Chart and figure data –

++++++

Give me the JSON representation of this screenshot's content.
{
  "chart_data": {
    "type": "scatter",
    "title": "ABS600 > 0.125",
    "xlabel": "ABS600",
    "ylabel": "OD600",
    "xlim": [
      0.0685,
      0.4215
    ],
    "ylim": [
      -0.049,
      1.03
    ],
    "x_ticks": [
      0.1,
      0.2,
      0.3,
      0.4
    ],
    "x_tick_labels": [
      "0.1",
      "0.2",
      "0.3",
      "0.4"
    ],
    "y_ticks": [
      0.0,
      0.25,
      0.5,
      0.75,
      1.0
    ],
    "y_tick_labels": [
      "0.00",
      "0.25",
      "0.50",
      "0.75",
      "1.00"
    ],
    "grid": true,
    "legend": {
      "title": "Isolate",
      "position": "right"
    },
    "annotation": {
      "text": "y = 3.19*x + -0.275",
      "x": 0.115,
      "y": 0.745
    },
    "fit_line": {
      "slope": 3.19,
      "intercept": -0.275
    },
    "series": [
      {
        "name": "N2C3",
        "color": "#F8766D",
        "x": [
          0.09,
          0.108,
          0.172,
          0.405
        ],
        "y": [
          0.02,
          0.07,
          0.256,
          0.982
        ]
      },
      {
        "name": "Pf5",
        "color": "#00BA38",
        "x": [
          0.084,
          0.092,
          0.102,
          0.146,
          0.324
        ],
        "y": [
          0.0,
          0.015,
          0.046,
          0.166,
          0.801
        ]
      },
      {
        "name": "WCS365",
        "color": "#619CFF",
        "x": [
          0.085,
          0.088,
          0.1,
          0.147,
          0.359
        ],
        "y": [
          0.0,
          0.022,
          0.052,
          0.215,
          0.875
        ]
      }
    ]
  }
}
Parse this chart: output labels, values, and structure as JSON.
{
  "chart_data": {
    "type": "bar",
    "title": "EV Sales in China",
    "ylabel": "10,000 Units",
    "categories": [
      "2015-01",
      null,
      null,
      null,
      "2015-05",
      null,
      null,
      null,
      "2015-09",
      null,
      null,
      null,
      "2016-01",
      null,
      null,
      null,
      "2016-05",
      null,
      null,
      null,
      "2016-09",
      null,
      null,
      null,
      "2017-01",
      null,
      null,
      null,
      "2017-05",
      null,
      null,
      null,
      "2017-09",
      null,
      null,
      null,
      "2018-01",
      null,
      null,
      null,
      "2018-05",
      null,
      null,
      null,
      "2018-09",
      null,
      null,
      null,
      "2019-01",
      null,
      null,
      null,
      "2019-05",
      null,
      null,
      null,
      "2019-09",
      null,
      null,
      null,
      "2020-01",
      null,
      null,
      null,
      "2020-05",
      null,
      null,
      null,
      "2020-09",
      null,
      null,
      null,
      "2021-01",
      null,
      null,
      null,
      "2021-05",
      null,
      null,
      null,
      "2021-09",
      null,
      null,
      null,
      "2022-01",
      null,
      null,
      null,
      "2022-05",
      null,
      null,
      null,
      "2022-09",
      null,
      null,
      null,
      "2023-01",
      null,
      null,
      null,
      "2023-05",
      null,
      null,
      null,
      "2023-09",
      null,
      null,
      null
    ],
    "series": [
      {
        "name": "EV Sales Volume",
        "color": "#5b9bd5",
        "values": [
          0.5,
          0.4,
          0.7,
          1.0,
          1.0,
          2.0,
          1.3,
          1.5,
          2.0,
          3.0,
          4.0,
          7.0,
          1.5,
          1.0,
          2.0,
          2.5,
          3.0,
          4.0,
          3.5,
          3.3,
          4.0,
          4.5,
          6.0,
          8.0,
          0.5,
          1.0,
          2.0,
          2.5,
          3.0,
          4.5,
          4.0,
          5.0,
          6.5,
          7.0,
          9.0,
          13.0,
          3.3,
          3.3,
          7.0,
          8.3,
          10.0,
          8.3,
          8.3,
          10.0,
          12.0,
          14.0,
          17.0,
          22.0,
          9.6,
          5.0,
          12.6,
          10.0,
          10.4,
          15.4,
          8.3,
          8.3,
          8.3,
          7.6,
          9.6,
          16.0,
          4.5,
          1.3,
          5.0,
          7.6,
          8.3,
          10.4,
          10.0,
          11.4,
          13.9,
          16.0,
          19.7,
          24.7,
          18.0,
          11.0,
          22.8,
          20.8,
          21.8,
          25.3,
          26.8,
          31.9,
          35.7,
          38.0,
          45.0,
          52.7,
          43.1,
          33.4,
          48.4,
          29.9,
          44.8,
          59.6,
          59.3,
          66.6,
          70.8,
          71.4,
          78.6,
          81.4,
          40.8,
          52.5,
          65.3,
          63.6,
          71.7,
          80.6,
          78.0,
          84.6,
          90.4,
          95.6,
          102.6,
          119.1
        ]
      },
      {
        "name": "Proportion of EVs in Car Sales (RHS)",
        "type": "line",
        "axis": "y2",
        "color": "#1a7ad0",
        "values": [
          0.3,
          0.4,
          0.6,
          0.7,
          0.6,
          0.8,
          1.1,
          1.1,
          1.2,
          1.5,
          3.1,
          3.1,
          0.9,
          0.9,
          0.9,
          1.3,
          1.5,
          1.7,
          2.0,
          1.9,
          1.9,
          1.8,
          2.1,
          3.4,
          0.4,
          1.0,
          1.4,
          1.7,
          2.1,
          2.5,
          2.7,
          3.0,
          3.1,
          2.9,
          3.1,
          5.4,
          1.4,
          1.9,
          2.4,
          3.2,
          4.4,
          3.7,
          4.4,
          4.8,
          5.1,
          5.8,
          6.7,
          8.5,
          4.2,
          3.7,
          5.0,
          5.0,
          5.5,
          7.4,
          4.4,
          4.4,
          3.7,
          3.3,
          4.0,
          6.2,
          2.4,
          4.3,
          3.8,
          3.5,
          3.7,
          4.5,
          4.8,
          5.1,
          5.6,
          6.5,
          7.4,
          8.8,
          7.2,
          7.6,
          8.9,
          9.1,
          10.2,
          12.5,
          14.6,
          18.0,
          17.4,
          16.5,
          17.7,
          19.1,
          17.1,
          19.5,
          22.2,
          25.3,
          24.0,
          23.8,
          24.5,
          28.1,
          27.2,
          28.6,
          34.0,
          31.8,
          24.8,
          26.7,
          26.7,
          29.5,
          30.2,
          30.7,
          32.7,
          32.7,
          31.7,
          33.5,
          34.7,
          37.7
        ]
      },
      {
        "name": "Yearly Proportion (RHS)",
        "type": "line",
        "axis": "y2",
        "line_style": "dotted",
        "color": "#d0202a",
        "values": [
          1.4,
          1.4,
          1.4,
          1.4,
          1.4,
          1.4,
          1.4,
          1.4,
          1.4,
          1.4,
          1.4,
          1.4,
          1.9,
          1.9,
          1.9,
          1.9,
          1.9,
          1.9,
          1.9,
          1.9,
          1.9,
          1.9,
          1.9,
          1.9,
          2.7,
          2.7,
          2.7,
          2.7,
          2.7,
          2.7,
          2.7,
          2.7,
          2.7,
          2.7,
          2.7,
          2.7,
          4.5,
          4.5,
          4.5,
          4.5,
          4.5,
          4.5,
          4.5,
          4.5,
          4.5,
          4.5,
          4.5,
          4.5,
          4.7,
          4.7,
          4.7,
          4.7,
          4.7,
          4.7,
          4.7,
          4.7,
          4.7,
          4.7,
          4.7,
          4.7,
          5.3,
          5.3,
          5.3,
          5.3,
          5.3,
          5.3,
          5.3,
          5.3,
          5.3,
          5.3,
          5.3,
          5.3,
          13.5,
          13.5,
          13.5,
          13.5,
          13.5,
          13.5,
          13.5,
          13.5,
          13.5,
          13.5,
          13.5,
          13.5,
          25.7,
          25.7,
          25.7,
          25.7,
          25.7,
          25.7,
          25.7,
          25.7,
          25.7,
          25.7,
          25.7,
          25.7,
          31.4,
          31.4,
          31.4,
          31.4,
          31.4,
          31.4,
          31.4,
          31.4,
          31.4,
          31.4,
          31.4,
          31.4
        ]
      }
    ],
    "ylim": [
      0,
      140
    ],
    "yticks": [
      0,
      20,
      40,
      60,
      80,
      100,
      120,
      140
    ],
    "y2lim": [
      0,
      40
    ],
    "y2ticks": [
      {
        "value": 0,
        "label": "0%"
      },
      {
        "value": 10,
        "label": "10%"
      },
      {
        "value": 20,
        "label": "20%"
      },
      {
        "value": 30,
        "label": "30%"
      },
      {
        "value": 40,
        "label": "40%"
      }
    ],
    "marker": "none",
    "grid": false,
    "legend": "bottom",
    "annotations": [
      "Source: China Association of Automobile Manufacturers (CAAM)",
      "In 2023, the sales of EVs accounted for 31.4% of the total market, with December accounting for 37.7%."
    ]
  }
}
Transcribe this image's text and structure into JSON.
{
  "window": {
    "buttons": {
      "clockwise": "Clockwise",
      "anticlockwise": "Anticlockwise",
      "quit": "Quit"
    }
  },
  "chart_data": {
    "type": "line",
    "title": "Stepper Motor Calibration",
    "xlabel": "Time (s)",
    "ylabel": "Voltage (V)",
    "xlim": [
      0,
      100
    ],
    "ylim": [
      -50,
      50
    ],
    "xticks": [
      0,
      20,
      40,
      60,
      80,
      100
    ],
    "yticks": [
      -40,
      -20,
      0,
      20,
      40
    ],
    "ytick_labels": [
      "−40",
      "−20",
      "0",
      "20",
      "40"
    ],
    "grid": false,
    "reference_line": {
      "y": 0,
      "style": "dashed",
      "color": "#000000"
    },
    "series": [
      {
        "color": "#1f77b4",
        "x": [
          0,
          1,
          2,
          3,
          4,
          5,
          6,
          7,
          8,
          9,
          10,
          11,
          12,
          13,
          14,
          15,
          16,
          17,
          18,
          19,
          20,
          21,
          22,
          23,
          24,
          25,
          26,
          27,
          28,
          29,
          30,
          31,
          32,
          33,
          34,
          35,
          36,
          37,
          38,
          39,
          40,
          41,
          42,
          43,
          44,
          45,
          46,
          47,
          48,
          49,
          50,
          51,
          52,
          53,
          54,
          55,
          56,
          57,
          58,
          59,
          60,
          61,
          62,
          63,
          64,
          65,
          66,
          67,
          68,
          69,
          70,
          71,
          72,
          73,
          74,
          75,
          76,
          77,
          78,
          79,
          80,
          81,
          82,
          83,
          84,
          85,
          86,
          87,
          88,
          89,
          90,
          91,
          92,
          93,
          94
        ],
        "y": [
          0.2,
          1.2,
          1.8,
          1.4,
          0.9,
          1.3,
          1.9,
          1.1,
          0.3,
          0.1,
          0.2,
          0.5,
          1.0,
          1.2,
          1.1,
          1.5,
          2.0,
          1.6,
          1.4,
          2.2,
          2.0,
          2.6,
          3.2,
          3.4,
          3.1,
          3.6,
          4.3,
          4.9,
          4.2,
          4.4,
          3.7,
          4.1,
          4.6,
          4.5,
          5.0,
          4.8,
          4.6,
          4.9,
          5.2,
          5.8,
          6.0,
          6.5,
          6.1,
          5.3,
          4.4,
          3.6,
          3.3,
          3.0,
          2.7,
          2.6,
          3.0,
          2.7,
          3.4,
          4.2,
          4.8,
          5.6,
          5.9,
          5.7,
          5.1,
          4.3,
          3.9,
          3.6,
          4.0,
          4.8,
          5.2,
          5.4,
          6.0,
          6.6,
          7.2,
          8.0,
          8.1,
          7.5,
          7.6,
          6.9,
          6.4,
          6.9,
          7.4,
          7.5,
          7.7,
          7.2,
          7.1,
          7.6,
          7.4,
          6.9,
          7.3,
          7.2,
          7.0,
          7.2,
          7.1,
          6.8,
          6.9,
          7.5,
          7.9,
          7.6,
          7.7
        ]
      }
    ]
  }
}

++++++

Set task – Track down every line of the material containing the string "color", and copy it.

Exercise result –
        "color": "#F8766D",
        "color": "#00BA38",
        "color": "#619CFF",
        "color": "#5b9bd5",
        "color": "#1a7ad0",
        "color": "#d0202a",
      "color": "#000000"
        "color": "#1f77b4",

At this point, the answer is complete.